**What the exercise asks:** Where a line in the listing contains the string "TEER", copy that line out.

## BEGIN Data to process

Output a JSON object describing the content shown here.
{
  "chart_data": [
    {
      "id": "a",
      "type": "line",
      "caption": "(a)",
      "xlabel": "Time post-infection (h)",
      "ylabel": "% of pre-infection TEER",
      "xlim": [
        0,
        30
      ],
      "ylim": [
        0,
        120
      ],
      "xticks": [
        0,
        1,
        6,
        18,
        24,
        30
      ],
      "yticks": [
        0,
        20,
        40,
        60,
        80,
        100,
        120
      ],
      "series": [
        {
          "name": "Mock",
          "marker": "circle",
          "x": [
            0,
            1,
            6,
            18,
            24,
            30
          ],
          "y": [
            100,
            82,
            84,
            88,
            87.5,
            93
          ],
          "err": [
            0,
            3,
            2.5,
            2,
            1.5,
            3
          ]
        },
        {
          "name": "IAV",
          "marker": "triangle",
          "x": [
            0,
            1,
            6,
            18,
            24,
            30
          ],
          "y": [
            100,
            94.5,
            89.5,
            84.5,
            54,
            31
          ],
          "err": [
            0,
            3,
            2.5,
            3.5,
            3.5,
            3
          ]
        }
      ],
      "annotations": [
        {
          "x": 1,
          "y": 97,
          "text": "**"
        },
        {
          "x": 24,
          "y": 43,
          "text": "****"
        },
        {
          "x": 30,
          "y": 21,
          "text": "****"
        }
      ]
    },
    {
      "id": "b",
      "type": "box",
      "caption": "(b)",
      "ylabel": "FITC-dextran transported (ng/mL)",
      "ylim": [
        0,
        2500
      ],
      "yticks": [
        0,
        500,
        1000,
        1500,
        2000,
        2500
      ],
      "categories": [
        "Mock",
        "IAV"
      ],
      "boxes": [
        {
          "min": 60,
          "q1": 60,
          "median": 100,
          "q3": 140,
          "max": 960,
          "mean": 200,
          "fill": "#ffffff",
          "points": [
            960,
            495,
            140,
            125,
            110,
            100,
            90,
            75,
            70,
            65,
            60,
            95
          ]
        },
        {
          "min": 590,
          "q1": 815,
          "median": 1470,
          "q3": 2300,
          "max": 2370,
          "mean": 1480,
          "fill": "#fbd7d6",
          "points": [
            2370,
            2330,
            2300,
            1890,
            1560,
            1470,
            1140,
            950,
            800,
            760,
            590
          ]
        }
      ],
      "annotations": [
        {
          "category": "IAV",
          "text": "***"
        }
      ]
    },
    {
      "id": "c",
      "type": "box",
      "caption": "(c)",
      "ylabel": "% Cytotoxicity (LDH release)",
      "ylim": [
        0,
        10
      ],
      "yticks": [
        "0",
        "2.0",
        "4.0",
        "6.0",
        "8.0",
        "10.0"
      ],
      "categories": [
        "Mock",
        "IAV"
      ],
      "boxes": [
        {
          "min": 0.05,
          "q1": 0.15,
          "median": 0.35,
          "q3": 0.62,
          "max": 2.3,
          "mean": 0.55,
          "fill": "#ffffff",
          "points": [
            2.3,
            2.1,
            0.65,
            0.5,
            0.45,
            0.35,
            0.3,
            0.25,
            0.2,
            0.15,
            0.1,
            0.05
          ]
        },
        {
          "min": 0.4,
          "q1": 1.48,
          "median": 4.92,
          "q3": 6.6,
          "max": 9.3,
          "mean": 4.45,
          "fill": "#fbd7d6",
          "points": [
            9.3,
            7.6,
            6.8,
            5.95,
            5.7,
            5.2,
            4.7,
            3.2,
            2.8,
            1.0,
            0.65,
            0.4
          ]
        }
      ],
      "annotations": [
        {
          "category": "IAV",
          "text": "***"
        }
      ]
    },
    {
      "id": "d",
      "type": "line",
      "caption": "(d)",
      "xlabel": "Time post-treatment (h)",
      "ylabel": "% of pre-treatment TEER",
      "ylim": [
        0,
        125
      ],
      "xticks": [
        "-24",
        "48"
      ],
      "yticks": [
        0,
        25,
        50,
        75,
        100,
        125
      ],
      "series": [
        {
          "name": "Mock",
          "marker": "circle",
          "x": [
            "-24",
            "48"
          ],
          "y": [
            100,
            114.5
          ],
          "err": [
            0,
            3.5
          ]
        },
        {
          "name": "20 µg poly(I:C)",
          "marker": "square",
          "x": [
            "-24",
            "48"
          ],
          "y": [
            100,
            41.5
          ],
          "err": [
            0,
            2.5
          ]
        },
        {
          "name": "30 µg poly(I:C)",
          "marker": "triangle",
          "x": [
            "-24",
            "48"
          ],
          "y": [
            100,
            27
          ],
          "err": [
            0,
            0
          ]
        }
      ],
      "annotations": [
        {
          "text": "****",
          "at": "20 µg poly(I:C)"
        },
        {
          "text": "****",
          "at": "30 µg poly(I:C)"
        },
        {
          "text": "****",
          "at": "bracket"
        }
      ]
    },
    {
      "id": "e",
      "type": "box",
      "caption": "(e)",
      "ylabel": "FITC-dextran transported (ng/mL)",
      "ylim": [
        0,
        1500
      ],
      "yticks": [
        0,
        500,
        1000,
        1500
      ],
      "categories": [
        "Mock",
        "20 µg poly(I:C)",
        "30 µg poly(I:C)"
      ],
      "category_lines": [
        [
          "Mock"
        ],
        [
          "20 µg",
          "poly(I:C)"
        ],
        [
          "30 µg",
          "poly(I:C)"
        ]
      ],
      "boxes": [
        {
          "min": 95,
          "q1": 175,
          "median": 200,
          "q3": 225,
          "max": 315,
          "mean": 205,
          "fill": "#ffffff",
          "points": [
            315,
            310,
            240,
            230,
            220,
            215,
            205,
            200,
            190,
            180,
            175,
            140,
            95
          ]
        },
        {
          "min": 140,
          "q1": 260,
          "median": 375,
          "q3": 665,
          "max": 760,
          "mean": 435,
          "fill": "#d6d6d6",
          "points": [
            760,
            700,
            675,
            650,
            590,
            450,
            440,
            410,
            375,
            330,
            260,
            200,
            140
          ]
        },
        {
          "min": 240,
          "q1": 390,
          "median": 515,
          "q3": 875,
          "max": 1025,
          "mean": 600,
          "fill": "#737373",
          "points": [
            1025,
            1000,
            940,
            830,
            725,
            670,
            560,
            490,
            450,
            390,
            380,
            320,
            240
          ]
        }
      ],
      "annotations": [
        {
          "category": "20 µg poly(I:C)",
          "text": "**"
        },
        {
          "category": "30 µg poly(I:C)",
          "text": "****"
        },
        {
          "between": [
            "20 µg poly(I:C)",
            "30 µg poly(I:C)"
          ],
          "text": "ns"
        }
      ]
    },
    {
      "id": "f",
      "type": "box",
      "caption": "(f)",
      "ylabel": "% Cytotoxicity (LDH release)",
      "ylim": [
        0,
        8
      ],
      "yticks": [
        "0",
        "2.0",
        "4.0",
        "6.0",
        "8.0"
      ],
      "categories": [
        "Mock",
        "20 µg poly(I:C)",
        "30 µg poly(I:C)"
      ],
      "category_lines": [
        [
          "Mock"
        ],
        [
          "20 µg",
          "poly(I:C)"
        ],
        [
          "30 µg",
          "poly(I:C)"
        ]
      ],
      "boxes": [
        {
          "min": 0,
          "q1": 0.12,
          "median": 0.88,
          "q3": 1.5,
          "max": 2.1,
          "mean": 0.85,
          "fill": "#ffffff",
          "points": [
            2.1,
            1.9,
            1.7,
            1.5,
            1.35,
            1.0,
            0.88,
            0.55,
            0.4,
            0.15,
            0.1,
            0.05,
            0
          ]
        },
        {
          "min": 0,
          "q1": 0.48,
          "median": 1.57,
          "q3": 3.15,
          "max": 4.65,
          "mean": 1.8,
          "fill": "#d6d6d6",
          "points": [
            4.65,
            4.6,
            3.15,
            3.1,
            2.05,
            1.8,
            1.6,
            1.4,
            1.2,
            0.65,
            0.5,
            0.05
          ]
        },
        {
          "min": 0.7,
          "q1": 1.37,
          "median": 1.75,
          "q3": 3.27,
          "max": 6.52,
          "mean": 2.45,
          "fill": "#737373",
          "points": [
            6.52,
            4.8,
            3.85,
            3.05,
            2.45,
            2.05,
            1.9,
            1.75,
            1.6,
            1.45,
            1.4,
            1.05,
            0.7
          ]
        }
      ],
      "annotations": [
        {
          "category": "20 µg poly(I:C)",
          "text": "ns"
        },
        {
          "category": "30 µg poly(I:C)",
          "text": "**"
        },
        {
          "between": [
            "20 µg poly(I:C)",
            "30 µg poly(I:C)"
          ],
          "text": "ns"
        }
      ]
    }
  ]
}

## END Data to process

**Solution below:**
      "ylabel": "% of pre-infection TEER",
      "ylabel": "% of pre-treatment TEER",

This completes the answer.